## Stored records:

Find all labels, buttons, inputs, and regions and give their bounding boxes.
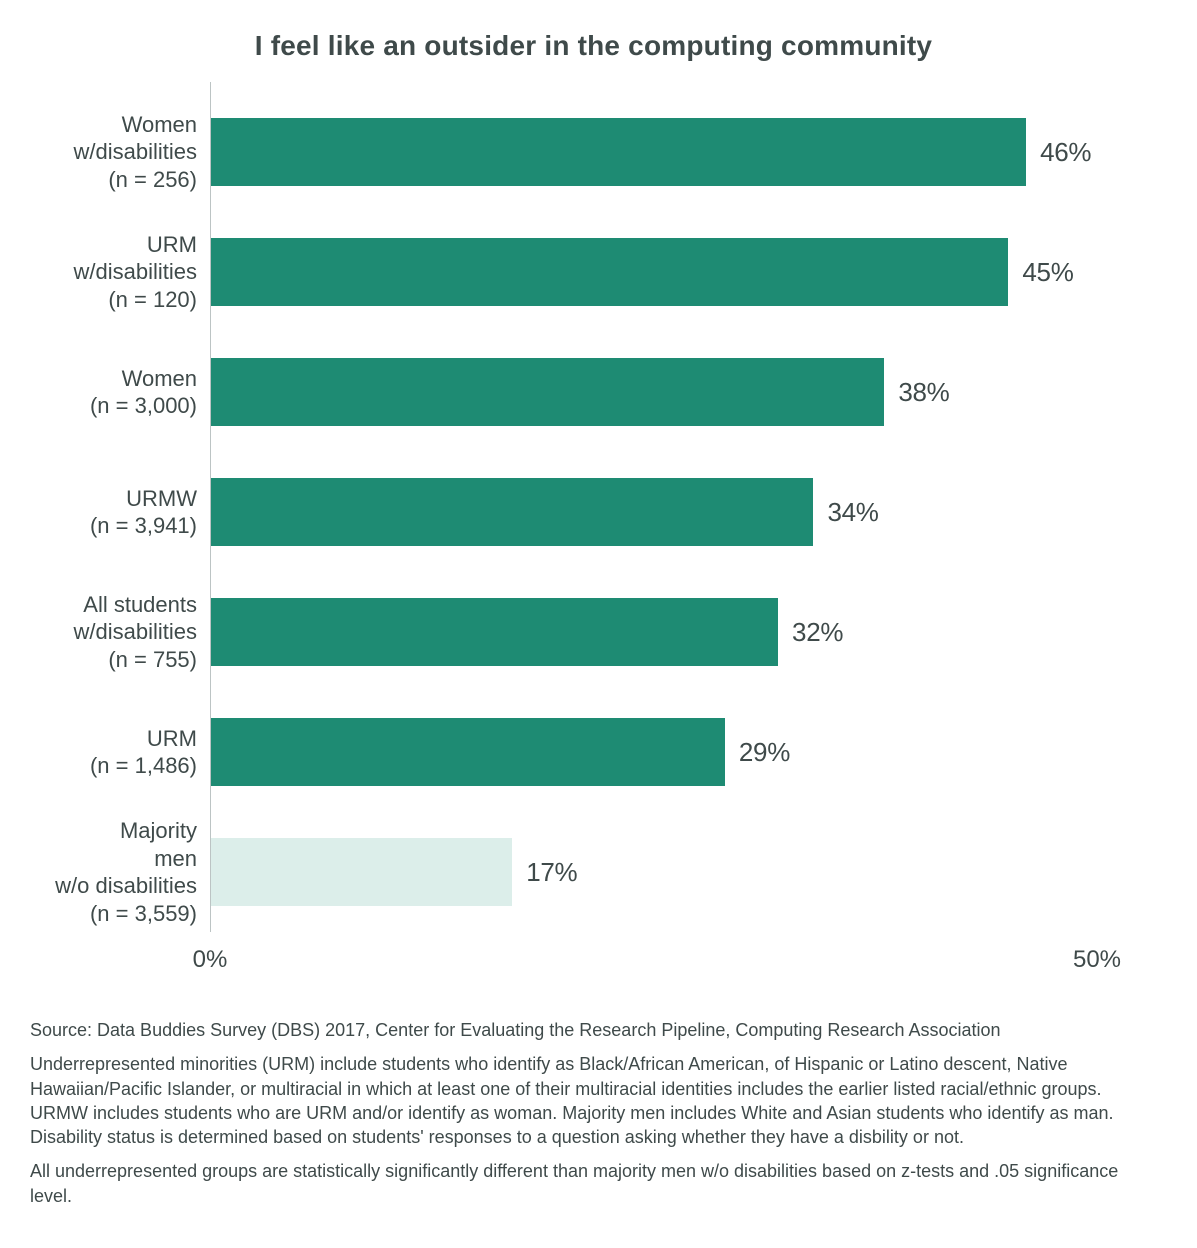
bar: [211, 718, 725, 786]
bar: [211, 118, 1026, 186]
footnote-line: Underrepresented minorities (URM) includ…: [30, 1052, 1157, 1149]
bar-value-label: 29%: [739, 737, 790, 768]
chart-title: I feel like an outsider in the computing…: [30, 30, 1157, 62]
category-label: Majority men w/o disabilities (n = 3,559…: [27, 817, 197, 927]
bar-row: URM (n = 1,486)29%: [211, 692, 1097, 812]
plot-area: Women w/disabilities (n = 256)46%URM w/d…: [210, 92, 1097, 932]
category-label: Women (n = 3,000): [27, 365, 197, 420]
bar-value-label: 34%: [827, 497, 878, 528]
bar-row: Women (n = 3,000)38%: [211, 332, 1097, 452]
footnote-line: Source: Data Buddies Survey (DBS) 2017, …: [30, 1018, 1157, 1042]
bar-value-label: 17%: [526, 857, 577, 888]
bar-value-label: 38%: [898, 377, 949, 408]
bar: [211, 358, 884, 426]
bar: [211, 598, 778, 666]
category-label: All students w/disabilities (n = 755): [27, 591, 197, 674]
bar: [211, 478, 813, 546]
bar-row: URM w/disabilities (n = 120)45%: [211, 212, 1097, 332]
bar: [211, 238, 1008, 306]
chart-container: Women w/disabilities (n = 256)46%URM w/d…: [210, 92, 1097, 978]
bar-row: All students w/disabilities (n = 755)32%: [211, 572, 1097, 692]
bar-value-label: 46%: [1040, 137, 1091, 168]
x-tick-label: 0%: [193, 946, 228, 974]
x-tick-label: 50%: [1073, 946, 1121, 974]
bar-row: URMW (n = 3,941)34%: [211, 452, 1097, 572]
bar-value-label: 45%: [1022, 257, 1073, 288]
category-label: URMW (n = 3,941): [27, 485, 197, 540]
x-axis: 0%50%: [210, 938, 1097, 978]
category-label: Women w/disabilities (n = 256): [27, 111, 197, 194]
category-label: URM w/disabilities (n = 120): [27, 231, 197, 314]
footnote-line: All underrepresented groups are statisti…: [30, 1159, 1157, 1208]
bar-value-label: 32%: [792, 617, 843, 648]
bar: [211, 838, 512, 906]
category-label: URM (n = 1,486): [27, 725, 197, 780]
bar-row: Women w/disabilities (n = 256)46%: [211, 92, 1097, 212]
bar-row: Majority men w/o disabilities (n = 3,559…: [211, 812, 1097, 932]
footnotes: Source: Data Buddies Survey (DBS) 2017, …: [30, 1018, 1157, 1208]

## Your instructions:
Copy every line of the material above word for word, and leave out the picture.

## Right answer:
Find all labels, buttons, inputs, and regions and give their bounding boxes.
bar: [211, 718, 725, 786]
bar: [211, 118, 1026, 186]
footnote-line: Underrepresented minorities (URM) includ…: [30, 1052, 1157, 1149]
bar-value-label: 29%: [739, 737, 790, 768]
chart-title: I feel like an outsider in the computing…: [30, 30, 1157, 62]
category-label: Majority men w/o disabilities (n = 3,559…: [27, 817, 197, 927]
bar-row: URM (n = 1,486)29%: [211, 692, 1097, 812]
plot-area: Women w/disabilities (n = 256)46%URM w/d…: [210, 92, 1097, 932]
category-label: Women (n = 3,000): [27, 365, 197, 420]
bar-value-label: 34%: [827, 497, 878, 528]
bar-row: Women (n = 3,000)38%: [211, 332, 1097, 452]
footnote-line: Source: Data Buddies Survey (DBS) 2017, …: [30, 1018, 1157, 1042]
bar-value-label: 17%: [526, 857, 577, 888]
bar-value-label: 38%: [898, 377, 949, 408]
bar: [211, 358, 884, 426]
bar: [211, 598, 778, 666]
category-label: All students w/disabilities (n = 755): [27, 591, 197, 674]
bar: [211, 478, 813, 546]
bar-row: URM w/disabilities (n = 120)45%: [211, 212, 1097, 332]
bar: [211, 238, 1008, 306]
chart-container: Women w/disabilities (n = 256)46%URM w/d…: [210, 92, 1097, 978]
bar-row: All students w/disabilities (n = 755)32%: [211, 572, 1097, 692]
bar-value-label: 46%: [1040, 137, 1091, 168]
x-tick-label: 0%: [193, 946, 228, 974]
x-tick-label: 50%: [1073, 946, 1121, 974]
bar-row: URMW (n = 3,941)34%: [211, 452, 1097, 572]
bar-value-label: 45%: [1022, 257, 1073, 288]
category-label: URMW (n = 3,941): [27, 485, 197, 540]
x-axis: 0%50%: [210, 938, 1097, 978]
category-label: Women w/disabilities (n = 256): [27, 111, 197, 194]
category-label: URM w/disabilities (n = 120): [27, 231, 197, 314]
footnote-line: All underrepresented groups are statisti…: [30, 1159, 1157, 1208]
bar-value-label: 32%: [792, 617, 843, 648]
bar: [211, 838, 512, 906]
category-label: URM (n = 1,486): [27, 725, 197, 780]
bar-row: Women w/disabilities (n = 256)46%: [211, 92, 1097, 212]
bar-row: Majority men w/o disabilities (n = 3,559…: [211, 812, 1097, 932]
footnotes: Source: Data Buddies Survey (DBS) 2017, …: [30, 1018, 1157, 1208]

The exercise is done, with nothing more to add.